> **Written exercise**
Each line that holds the word "label" counts once; report how many lines do so and nothing else.

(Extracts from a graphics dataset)
□ □ □ □

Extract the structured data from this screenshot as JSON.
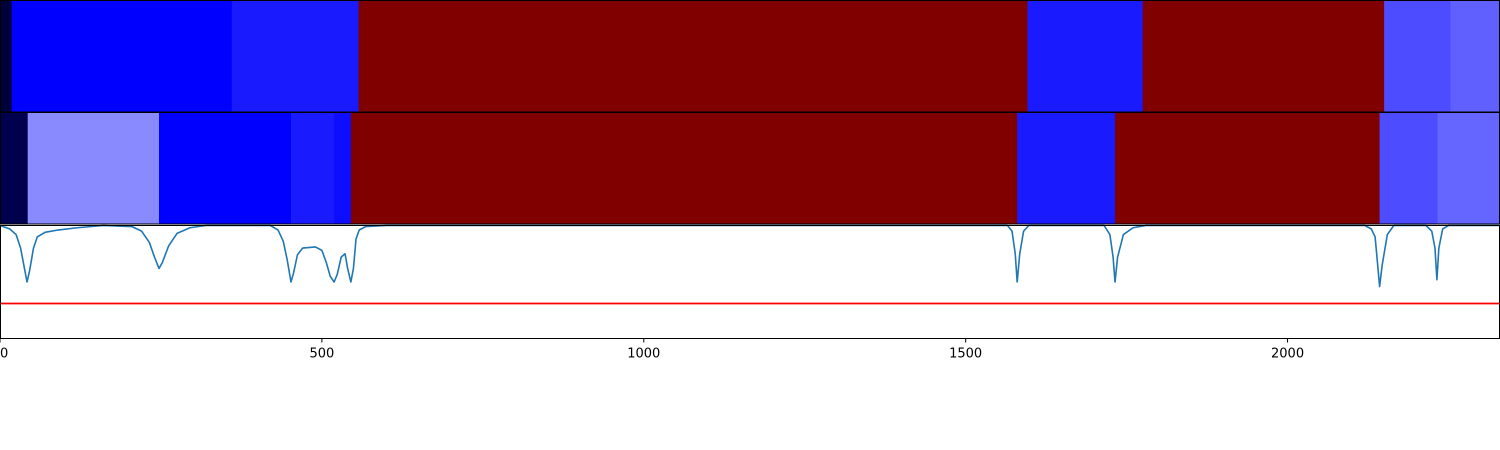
{
  "chart_data": {
    "type": "heatmap",
    "xlim": [
      0,
      2330
    ],
    "x_ticks": [
      {
        "value": 0,
        "label": "0"
      },
      {
        "value": 500,
        "label": "500"
      },
      {
        "value": 1000,
        "label": "1000"
      },
      {
        "value": 1500,
        "label": "1500"
      },
      {
        "value": 2000,
        "label": "2000"
      }
    ],
    "rows": [
      {
        "segments": [
          {
            "start": 0,
            "end": 18,
            "color": "#00003a"
          },
          {
            "start": 18,
            "end": 360,
            "color": "#0000ff"
          },
          {
            "start": 360,
            "end": 557,
            "color": "#1a1aff"
          },
          {
            "start": 557,
            "end": 1596,
            "color": "#800000"
          },
          {
            "start": 1596,
            "end": 1775,
            "color": "#1a1aff"
          },
          {
            "start": 1775,
            "end": 2150,
            "color": "#800000"
          },
          {
            "start": 2150,
            "end": 2253,
            "color": "#4d4dff"
          },
          {
            "start": 2253,
            "end": 2330,
            "color": "#6060ff"
          }
        ]
      },
      {
        "segments": [
          {
            "start": 0,
            "end": 43,
            "color": "#00004f"
          },
          {
            "start": 43,
            "end": 247,
            "color": "#8a8aff"
          },
          {
            "start": 247,
            "end": 452,
            "color": "#0000ff"
          },
          {
            "start": 452,
            "end": 519,
            "color": "#1a1aff"
          },
          {
            "start": 519,
            "end": 545,
            "color": "#0d0dff"
          },
          {
            "start": 545,
            "end": 1580,
            "color": "#800000"
          },
          {
            "start": 1580,
            "end": 1732,
            "color": "#1a1aff"
          },
          {
            "start": 1732,
            "end": 2143,
            "color": "#800000"
          },
          {
            "start": 2143,
            "end": 2233,
            "color": "#4d4dff"
          },
          {
            "start": 2233,
            "end": 2330,
            "color": "#6565ff"
          }
        ]
      }
    ],
    "line": {
      "ylim": [
        0,
        1
      ],
      "color": "#1f77b4",
      "threshold": 0.31,
      "threshold_color": "#ff0000",
      "points": [
        [
          0,
          1
        ],
        [
          5,
          0.99
        ],
        [
          15,
          0.97
        ],
        [
          25,
          0.92
        ],
        [
          32,
          0.8
        ],
        [
          38,
          0.62
        ],
        [
          42,
          0.5
        ],
        [
          46,
          0.6
        ],
        [
          52,
          0.8
        ],
        [
          58,
          0.9
        ],
        [
          70,
          0.94
        ],
        [
          90,
          0.96
        ],
        [
          120,
          0.98
        ],
        [
          160,
          1
        ],
        [
          205,
          0.99
        ],
        [
          220,
          0.95
        ],
        [
          232,
          0.85
        ],
        [
          240,
          0.72
        ],
        [
          247,
          0.62
        ],
        [
          252,
          0.67
        ],
        [
          262,
          0.82
        ],
        [
          275,
          0.93
        ],
        [
          295,
          0.98
        ],
        [
          320,
          1
        ],
        [
          420,
          1
        ],
        [
          432,
          0.96
        ],
        [
          440,
          0.86
        ],
        [
          446,
          0.7
        ],
        [
          452,
          0.5
        ],
        [
          456,
          0.58
        ],
        [
          462,
          0.74
        ],
        [
          470,
          0.8
        ],
        [
          490,
          0.81
        ],
        [
          500,
          0.78
        ],
        [
          507,
          0.67
        ],
        [
          513,
          0.55
        ],
        [
          519,
          0.5
        ],
        [
          524,
          0.57
        ],
        [
          530,
          0.72
        ],
        [
          536,
          0.75
        ],
        [
          540,
          0.62
        ],
        [
          545,
          0.5
        ],
        [
          549,
          0.62
        ],
        [
          553,
          0.88
        ],
        [
          558,
          0.96
        ],
        [
          568,
          0.99
        ],
        [
          600,
          1
        ],
        [
          1565,
          1
        ],
        [
          1572,
          0.95
        ],
        [
          1577,
          0.75
        ],
        [
          1580,
          0.5
        ],
        [
          1584,
          0.75
        ],
        [
          1590,
          0.95
        ],
        [
          1598,
          1
        ],
        [
          1715,
          1
        ],
        [
          1724,
          0.92
        ],
        [
          1729,
          0.72
        ],
        [
          1732,
          0.5
        ],
        [
          1736,
          0.72
        ],
        [
          1745,
          0.92
        ],
        [
          1760,
          0.98
        ],
        [
          1780,
          1
        ],
        [
          2120,
          1
        ],
        [
          2130,
          0.97
        ],
        [
          2136,
          0.9
        ],
        [
          2140,
          0.65
        ],
        [
          2143,
          0.46
        ],
        [
          2147,
          0.65
        ],
        [
          2155,
          0.92
        ],
        [
          2165,
          1
        ],
        [
          2215,
          1
        ],
        [
          2224,
          0.95
        ],
        [
          2229,
          0.8
        ],
        [
          2232,
          0.52
        ],
        [
          2235,
          0.8
        ],
        [
          2241,
          0.97
        ],
        [
          2250,
          1
        ],
        [
          2330,
          1
        ]
      ]
    }
  }
}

□ □ □ □

> **Answer below**
5